• [Written problem]: In the lines from the one with "localize each UI" to the one with "- info-address: Rua", swap "hero-photo" for "banner-image" and write those lines out again with everything else unchanged.

• [Region and label listings]:
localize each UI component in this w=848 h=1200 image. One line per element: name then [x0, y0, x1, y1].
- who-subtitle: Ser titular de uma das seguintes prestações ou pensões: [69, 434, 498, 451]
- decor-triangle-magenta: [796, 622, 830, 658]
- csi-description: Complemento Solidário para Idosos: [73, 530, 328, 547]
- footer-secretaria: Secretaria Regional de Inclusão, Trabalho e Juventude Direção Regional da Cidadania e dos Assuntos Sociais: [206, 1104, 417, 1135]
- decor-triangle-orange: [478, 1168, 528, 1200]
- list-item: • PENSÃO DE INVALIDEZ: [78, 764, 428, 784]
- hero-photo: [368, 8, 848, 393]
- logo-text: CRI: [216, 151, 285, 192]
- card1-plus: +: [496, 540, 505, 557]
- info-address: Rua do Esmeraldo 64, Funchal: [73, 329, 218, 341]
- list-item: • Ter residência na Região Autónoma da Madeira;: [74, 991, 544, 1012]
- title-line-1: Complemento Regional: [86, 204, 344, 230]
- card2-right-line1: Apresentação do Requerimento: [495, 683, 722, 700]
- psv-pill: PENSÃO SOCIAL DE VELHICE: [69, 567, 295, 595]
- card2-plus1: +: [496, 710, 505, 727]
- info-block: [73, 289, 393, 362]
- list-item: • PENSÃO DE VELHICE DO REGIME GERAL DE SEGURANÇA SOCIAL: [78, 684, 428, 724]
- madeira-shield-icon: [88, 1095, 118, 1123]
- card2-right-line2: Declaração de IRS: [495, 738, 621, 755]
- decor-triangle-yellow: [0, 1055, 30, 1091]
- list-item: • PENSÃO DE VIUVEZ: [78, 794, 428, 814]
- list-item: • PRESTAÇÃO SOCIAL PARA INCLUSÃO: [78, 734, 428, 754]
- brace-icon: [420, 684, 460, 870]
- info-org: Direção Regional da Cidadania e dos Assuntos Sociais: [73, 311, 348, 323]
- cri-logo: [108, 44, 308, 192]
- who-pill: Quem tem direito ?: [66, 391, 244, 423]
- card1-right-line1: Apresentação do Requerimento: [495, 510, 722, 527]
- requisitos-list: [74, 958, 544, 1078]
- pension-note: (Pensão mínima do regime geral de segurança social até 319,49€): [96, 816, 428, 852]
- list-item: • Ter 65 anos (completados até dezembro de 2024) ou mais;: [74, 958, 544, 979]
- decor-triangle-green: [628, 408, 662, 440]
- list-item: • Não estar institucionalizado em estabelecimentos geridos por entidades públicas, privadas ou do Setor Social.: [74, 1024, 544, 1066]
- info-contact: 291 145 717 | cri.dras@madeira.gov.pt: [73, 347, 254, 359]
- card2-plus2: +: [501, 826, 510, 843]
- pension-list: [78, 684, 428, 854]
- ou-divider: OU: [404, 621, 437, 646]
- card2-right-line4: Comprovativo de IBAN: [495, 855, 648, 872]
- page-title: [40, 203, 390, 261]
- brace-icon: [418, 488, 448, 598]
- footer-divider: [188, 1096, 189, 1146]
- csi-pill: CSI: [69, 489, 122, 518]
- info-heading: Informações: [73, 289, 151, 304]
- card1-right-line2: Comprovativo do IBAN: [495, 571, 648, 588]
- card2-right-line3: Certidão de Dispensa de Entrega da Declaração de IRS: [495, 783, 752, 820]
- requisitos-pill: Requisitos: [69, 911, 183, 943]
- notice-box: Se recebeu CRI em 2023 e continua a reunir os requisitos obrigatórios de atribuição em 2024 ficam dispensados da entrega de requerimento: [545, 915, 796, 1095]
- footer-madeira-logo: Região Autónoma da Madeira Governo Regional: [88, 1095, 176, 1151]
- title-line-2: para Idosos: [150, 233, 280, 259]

* * *

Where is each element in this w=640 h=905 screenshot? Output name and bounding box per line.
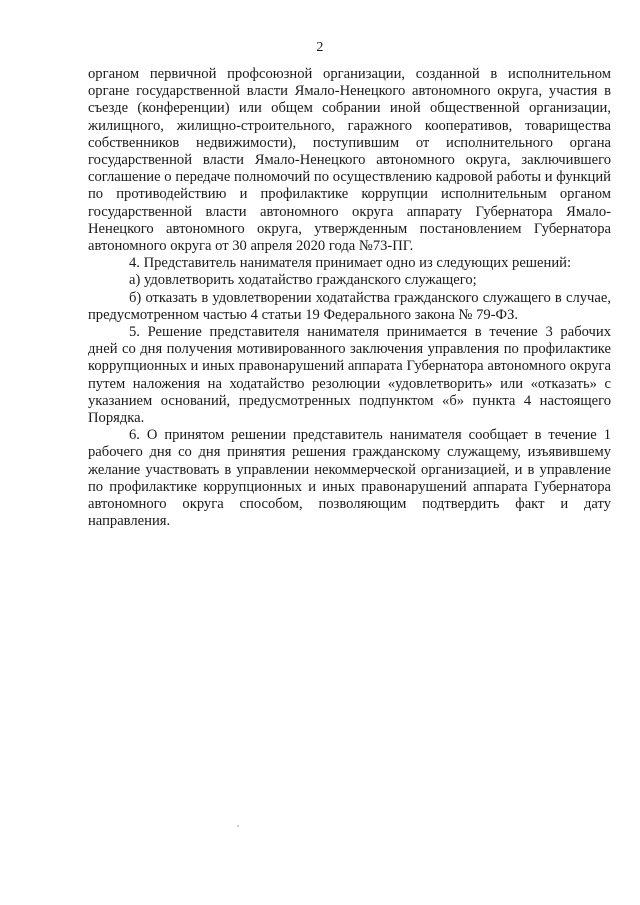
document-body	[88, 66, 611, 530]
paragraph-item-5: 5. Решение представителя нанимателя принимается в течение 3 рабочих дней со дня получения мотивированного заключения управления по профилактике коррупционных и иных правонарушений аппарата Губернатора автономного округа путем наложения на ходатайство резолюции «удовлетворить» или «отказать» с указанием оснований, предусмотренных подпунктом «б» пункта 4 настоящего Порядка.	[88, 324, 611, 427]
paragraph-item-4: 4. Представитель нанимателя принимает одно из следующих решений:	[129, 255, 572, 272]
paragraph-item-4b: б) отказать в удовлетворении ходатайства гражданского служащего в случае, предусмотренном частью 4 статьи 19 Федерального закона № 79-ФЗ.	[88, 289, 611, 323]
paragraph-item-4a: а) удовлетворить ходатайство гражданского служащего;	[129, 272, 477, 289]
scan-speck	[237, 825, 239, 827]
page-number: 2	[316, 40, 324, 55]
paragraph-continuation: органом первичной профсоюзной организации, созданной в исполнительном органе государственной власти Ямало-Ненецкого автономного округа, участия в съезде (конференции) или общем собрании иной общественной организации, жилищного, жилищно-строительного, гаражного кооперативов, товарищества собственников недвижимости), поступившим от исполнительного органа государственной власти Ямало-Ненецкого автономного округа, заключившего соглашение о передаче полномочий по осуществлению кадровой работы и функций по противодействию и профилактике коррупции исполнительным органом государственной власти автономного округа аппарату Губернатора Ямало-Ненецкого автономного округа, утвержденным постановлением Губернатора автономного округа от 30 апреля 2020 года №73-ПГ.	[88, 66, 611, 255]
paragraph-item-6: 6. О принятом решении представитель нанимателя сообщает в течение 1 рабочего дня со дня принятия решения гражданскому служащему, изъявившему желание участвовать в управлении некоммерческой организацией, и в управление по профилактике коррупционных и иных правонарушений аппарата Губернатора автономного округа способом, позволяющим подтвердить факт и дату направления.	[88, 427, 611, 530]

• [Solution for this task]:
localize each UI component in this w=848 h=1200 image. One line per element: name then [x0, y0, x1, y1].
- who-subtitle: Ser titular de uma das seguintes prestações ou pensões: [69, 434, 498, 451]
- decor-triangle-magenta: [796, 622, 830, 658]
- csi-description: Complemento Solidário para Idosos: [73, 530, 328, 547]
- footer-secretaria: Secretaria Regional de Inclusão, Trabalho e Juventude Direção Regional da Cidadania e dos Assuntos Sociais: [206, 1104, 417, 1135]
- decor-triangle-orange: [478, 1168, 528, 1200]
- list-item: • PENSÃO DE INVALIDEZ: [78, 764, 428, 784]
- banner-image: [368, 8, 848, 393]
- logo-text: CRI: [216, 151, 285, 192]
- card1-plus: +: [496, 540, 505, 557]
- info-address: Rua do Esmeraldo 64, Funchal: [73, 329, 218, 341]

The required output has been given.